**GIVEN INSTRUCTION:**
Copy each line of the entries beneath that contains the word "Barbarae".

Stored entries:
• • • • •

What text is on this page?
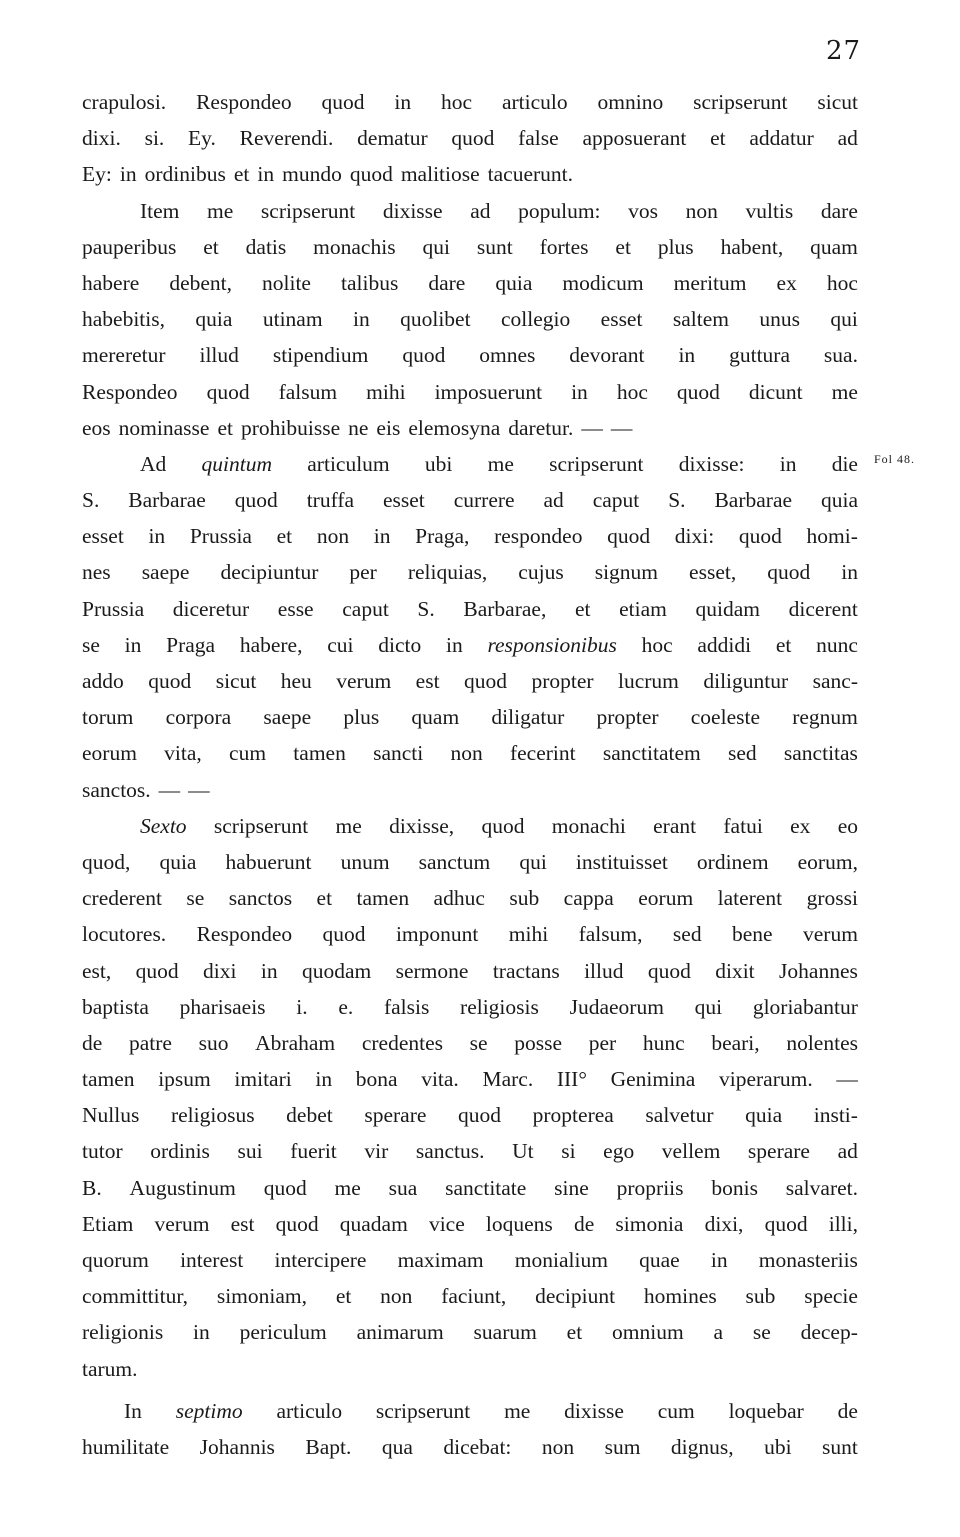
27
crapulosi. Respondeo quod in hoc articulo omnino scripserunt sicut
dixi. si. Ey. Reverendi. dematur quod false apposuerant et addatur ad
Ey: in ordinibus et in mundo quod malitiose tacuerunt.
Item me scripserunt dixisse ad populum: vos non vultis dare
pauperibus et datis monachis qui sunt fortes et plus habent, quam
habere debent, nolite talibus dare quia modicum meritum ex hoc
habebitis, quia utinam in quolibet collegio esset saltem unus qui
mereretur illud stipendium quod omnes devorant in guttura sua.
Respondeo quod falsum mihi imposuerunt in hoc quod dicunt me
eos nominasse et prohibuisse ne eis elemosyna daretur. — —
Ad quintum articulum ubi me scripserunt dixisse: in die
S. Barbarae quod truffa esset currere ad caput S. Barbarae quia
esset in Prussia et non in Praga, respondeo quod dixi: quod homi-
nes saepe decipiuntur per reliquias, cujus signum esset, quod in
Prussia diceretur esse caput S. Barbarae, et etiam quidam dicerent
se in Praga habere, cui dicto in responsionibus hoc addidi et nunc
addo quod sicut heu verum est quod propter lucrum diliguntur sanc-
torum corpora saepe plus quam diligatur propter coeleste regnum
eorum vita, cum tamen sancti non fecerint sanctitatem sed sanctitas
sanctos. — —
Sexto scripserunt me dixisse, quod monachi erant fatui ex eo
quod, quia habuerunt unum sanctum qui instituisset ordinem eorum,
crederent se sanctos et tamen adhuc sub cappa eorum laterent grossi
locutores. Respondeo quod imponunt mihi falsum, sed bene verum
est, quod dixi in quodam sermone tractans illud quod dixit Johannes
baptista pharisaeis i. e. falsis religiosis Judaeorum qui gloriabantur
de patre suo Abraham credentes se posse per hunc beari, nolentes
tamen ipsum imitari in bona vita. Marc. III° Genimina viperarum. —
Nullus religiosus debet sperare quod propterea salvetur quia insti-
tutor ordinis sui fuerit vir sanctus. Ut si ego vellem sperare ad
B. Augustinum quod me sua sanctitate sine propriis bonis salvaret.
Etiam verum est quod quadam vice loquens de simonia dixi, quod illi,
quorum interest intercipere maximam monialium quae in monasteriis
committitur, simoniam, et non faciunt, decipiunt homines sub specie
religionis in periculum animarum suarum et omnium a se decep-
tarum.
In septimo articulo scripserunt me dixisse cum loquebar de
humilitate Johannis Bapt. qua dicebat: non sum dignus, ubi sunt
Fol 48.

• • • • •

**TASK ANSWER:**
S. Barbarae quod truffa esset currere ad caput S. Barbarae quia
Prussia diceretur esse caput S. Barbarae, et etiam quidam dicerent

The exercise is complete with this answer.